(Figure record listings)

* * *

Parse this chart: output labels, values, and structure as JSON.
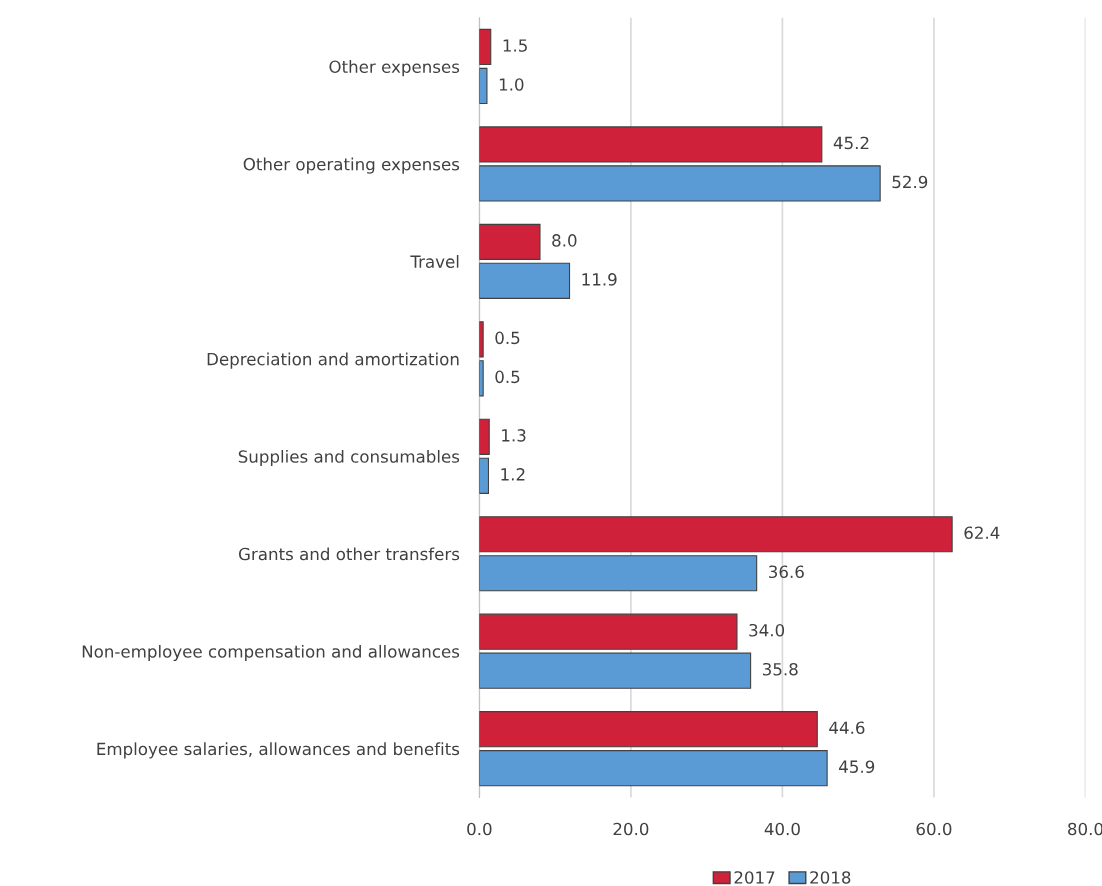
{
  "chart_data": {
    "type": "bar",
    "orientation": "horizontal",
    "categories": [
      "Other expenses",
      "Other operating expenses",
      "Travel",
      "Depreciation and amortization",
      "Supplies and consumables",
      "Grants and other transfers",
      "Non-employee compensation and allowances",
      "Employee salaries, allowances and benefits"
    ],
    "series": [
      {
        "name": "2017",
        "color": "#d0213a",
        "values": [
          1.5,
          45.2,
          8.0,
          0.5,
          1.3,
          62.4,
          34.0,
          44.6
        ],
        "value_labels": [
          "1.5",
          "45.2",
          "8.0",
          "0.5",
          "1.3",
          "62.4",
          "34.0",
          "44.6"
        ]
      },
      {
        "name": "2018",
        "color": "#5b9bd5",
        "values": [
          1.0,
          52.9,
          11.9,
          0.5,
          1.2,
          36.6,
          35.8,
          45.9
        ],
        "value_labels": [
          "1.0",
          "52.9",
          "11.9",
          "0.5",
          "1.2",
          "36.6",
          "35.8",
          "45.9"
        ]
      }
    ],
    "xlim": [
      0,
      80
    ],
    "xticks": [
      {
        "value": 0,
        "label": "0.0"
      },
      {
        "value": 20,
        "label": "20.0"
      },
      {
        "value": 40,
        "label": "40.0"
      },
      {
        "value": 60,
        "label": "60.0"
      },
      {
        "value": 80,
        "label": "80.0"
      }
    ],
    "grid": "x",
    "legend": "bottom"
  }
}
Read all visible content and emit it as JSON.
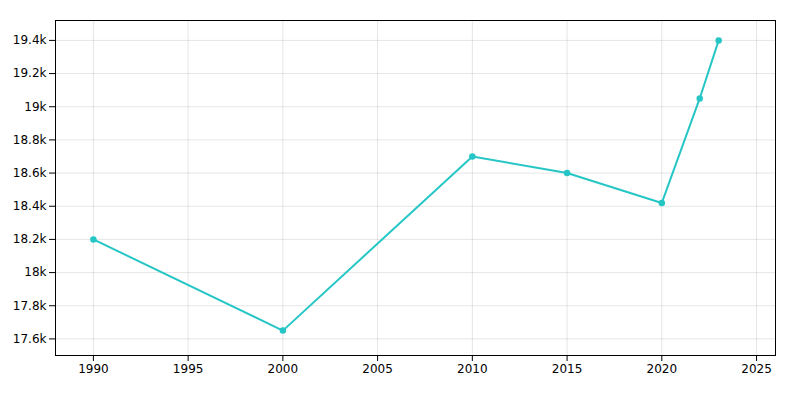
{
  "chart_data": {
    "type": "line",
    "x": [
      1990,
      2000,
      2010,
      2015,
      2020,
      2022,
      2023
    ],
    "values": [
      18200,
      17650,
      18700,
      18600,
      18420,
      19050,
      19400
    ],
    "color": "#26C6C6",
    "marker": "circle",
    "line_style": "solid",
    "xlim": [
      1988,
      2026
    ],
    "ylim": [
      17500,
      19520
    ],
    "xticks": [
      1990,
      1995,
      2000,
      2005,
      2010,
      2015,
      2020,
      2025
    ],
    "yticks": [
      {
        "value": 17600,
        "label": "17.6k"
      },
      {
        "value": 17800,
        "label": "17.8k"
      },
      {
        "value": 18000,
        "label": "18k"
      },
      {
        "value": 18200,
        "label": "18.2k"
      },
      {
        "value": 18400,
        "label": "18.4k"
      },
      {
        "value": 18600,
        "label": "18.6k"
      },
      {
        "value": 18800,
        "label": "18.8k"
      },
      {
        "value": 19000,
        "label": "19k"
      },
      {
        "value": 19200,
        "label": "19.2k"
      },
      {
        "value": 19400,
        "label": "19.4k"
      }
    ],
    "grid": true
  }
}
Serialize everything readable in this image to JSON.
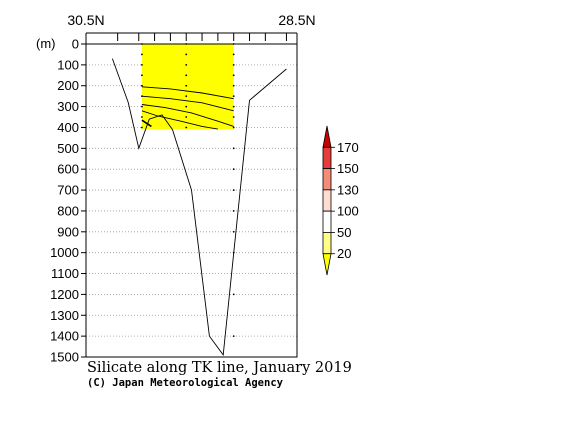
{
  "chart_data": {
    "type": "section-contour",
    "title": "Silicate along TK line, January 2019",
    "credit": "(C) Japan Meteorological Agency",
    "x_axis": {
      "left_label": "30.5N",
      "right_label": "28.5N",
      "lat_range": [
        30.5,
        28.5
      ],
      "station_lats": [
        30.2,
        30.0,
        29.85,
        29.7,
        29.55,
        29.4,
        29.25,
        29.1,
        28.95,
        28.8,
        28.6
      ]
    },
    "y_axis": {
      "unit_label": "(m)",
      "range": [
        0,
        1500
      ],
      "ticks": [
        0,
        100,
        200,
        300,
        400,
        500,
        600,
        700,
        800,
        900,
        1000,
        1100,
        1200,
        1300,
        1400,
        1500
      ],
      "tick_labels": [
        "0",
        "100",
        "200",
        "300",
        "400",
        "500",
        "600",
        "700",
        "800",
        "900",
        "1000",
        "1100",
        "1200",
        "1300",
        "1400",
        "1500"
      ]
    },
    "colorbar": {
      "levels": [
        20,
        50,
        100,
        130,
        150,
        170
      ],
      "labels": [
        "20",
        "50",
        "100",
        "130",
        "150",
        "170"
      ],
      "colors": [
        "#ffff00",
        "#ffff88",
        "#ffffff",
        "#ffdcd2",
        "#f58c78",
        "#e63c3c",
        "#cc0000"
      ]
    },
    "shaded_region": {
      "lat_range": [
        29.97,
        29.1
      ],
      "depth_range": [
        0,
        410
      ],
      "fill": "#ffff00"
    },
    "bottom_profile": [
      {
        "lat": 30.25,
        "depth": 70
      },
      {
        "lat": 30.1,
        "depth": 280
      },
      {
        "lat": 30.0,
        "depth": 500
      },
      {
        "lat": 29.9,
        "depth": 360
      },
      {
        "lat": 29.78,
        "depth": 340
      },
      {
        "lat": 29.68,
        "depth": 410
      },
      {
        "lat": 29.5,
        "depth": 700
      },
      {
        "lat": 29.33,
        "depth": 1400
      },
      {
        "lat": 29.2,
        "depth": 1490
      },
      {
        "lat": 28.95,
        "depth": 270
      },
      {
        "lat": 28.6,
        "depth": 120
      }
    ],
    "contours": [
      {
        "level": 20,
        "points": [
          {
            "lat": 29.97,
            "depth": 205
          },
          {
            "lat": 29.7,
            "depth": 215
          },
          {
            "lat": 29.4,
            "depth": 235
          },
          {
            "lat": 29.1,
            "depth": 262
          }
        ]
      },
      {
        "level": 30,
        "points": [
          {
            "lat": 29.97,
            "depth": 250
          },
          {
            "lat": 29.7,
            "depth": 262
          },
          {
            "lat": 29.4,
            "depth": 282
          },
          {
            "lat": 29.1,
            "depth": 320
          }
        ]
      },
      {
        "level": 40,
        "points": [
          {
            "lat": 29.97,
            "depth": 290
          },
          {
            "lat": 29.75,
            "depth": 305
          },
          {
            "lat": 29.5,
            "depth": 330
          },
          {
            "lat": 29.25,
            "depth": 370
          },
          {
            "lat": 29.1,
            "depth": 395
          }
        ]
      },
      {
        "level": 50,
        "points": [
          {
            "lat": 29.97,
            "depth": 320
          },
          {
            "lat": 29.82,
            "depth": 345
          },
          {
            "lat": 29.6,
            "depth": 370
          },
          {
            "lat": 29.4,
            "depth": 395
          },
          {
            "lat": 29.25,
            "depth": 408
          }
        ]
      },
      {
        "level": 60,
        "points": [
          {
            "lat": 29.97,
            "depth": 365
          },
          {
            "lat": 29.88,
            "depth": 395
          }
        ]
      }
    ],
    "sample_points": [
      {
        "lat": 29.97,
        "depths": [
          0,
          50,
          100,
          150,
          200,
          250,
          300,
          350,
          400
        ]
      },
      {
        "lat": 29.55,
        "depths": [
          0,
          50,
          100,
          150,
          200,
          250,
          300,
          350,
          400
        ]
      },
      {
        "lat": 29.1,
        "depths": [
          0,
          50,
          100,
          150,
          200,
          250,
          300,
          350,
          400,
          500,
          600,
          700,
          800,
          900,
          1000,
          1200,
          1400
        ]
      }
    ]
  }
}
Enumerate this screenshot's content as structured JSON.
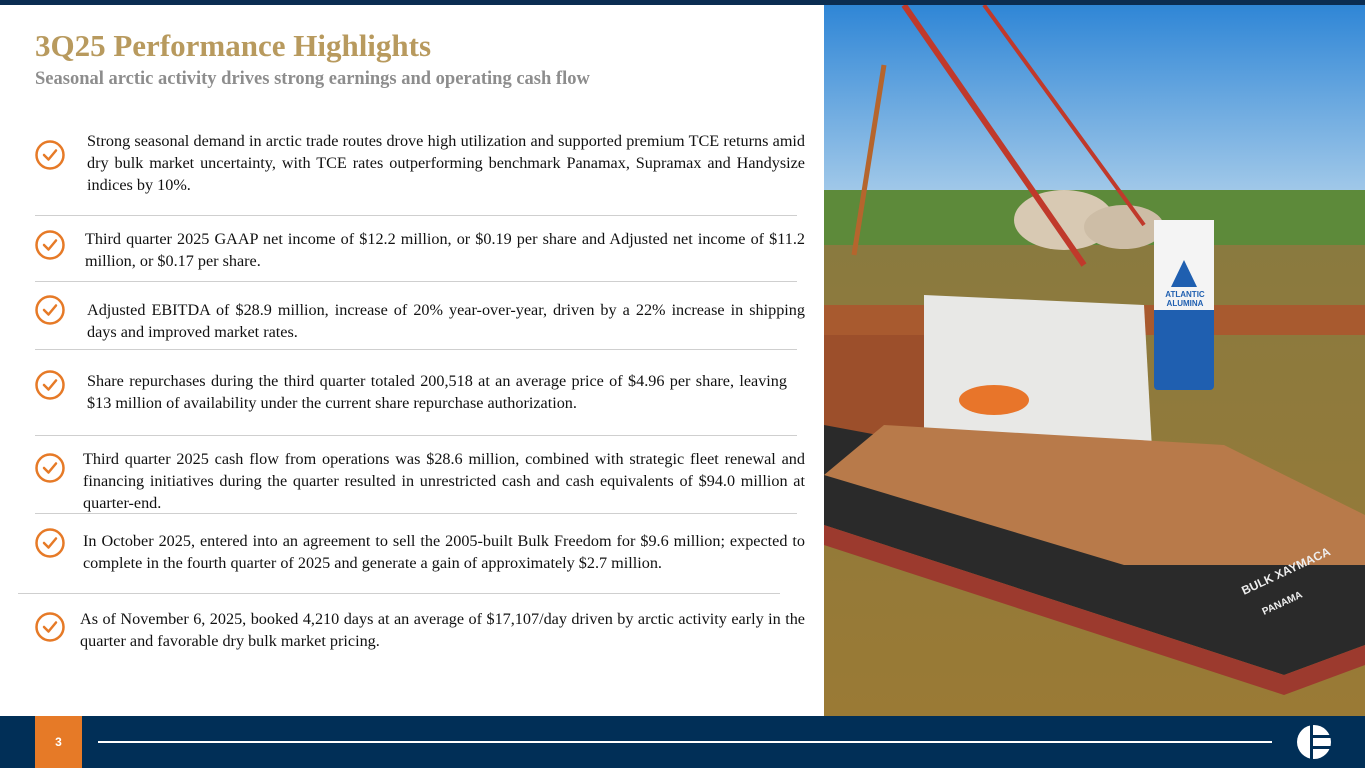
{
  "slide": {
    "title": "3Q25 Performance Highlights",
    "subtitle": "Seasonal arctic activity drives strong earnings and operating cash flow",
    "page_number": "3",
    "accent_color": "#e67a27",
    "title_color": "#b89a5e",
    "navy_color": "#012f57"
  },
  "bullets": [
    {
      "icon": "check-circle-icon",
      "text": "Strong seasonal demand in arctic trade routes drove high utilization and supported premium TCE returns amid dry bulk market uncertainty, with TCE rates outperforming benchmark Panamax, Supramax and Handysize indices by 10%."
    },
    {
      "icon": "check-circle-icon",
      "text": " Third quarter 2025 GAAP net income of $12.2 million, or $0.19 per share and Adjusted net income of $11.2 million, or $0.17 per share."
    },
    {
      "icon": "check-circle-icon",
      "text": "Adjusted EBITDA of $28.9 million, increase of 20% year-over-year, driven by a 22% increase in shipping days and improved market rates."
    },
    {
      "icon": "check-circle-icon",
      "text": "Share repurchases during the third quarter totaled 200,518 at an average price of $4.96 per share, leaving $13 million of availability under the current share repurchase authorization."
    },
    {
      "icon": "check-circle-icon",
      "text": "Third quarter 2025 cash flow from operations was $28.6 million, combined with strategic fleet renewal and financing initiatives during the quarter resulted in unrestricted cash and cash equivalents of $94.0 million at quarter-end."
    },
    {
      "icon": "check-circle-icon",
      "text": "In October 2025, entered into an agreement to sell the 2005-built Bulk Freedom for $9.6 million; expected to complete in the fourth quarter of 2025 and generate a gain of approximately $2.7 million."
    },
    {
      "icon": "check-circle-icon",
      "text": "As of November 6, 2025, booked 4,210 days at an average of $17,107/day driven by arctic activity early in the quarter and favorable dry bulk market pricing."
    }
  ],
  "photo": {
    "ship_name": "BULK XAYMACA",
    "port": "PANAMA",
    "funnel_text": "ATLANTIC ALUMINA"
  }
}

* * *

**STATED TASK**
Leave the pictures out. Extract exactly the lines running from the one with "Enumerate this screenshot's" through the last entry, both ends included.

**OUTPUT**
Enumerate this screenshot's content as structured JSON.
{
  "slide": {
    "title": "3Q25 Performance Highlights",
    "subtitle": "Seasonal arctic activity drives strong earnings and operating cash flow",
    "page_number": "3",
    "accent_color": "#e67a27",
    "title_color": "#b89a5e",
    "navy_color": "#012f57"
  },
  "bullets": [
    {
      "icon": "check-circle-icon",
      "text": "Strong seasonal demand in arctic trade routes drove high utilization and supported premium TCE returns amid dry bulk market uncertainty, with TCE rates outperforming benchmark Panamax, Supramax and Handysize indices by 10%."
    },
    {
      "icon": "check-circle-icon",
      "text": " Third quarter 2025 GAAP net income of $12.2 million, or $0.19 per share and Adjusted net income of $11.2 million, or $0.17 per share."
    },
    {
      "icon": "check-circle-icon",
      "text": "Adjusted EBITDA of $28.9 million, increase of 20% year-over-year, driven by a 22% increase in shipping days and improved market rates."
    },
    {
      "icon": "check-circle-icon",
      "text": "Share repurchases during the third quarter totaled 200,518 at an average price of $4.96 per share, leaving $13 million of availability under the current share repurchase authorization."
    },
    {
      "icon": "check-circle-icon",
      "text": "Third quarter 2025 cash flow from operations was $28.6 million, combined with strategic fleet renewal and financing initiatives during the quarter resulted in unrestricted cash and cash equivalents of $94.0 million at quarter-end."
    },
    {
      "icon": "check-circle-icon",
      "text": "In October 2025, entered into an agreement to sell the 2005-built Bulk Freedom for $9.6 million; expected to complete in the fourth quarter of 2025 and generate a gain of approximately $2.7 million."
    },
    {
      "icon": "check-circle-icon",
      "text": "As of November 6, 2025, booked 4,210 days at an average of $17,107/day driven by arctic activity early in the quarter and favorable dry bulk market pricing."
    }
  ],
  "photo": {
    "ship_name": "BULK XAYMACA",
    "port": "PANAMA",
    "funnel_text": "ATLANTIC ALUMINA"
  }
}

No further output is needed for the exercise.